Your task is to quote the material that follows, in full and exactly.

DATA TO PROCESS.
_ _ _
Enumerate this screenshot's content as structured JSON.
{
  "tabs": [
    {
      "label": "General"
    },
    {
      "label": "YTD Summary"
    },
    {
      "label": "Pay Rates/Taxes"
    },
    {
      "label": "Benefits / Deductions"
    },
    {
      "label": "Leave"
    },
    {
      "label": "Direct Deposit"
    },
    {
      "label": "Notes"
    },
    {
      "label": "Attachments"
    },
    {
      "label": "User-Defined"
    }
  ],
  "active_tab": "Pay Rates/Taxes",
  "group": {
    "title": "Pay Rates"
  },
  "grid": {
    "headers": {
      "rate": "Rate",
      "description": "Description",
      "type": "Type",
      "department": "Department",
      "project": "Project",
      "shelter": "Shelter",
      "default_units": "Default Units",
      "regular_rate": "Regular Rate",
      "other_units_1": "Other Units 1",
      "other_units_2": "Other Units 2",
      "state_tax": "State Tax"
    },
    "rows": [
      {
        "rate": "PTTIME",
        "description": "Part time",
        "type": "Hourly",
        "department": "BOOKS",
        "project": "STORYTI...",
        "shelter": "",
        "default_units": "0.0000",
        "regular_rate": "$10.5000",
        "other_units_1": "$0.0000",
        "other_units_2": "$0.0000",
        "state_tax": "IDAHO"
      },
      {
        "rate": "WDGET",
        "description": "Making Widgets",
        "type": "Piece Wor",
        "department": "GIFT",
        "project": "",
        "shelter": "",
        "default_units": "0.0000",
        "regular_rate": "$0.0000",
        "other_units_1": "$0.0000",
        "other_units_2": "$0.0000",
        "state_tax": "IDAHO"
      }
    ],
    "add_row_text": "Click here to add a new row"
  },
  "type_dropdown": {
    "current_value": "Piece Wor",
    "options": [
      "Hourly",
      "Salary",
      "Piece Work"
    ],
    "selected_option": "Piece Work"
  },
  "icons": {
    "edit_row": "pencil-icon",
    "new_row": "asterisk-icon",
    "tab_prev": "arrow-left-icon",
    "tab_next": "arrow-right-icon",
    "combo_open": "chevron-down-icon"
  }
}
_ _ _
SOLVED PROBLEM.
Enumerate this screenshot's content as structured JSON.
{
  "tabs": [
    {
      "label": "General"
    },
    {
      "label": "YTD Summary"
    },
    {
      "label": "Pay Rates/Taxes"
    },
    {
      "label": "Benefits / Deductions"
    },
    {
      "label": "Leave"
    },
    {
      "label": "Direct Deposit"
    },
    {
      "label": "Notes"
    },
    {
      "label": "Attachments"
    },
    {
      "label": "User-Defined"
    }
  ],
  "active_tab": "Pay Rates/Taxes",
  "group": {
    "title": "Pay Rates"
  },
  "grid": {
    "headers": {
      "rate": "Rate",
      "description": "Description",
      "type": "Type",
      "department": "Department",
      "project": "Project",
      "shelter": "Shelter",
      "default_units": "Default Units",
      "regular_rate": "Regular Rate",
      "other_units_1": "Other Units 1",
      "other_units_2": "Other Units 2",
      "state_tax": "State Tax"
    },
    "rows": [
      {
        "rate": "PTTIME",
        "description": "Part time",
        "type": "Hourly",
        "department": "BOOKS",
        "project": "STORYTI...",
        "shelter": "",
        "default_units": "0.0000",
        "regular_rate": "$10.5000",
        "other_units_1": "$0.0000",
        "other_units_2": "$0.0000",
        "state_tax": "IDAHO"
      },
      {
        "rate": "WDGET",
        "description": "Making Widgets",
        "type": "Piece Wor",
        "department": "GIFT",
        "project": "",
        "shelter": "",
        "default_units": "0.0000",
        "regular_rate": "$0.0000",
        "other_units_1": "$0.0000",
        "other_units_2": "$0.0000",
        "state_tax": "IDAHO"
      }
    ],
    "add_row_text": "Click here to add a new row"
  },
  "type_dropdown": {
    "current_value": "Piece Wor",
    "options": [
      "Hourly",
      "Salary",
      "Piece Work"
    ],
    "selected_option": "Piece Work"
  },
  "icons": {
    "edit_row": "pencil-icon",
    "new_row": "asterisk-icon",
    "tab_prev": "arrow-left-icon",
    "tab_next": "arrow-right-icon",
    "combo_open": "chevron-down-icon"
  }
}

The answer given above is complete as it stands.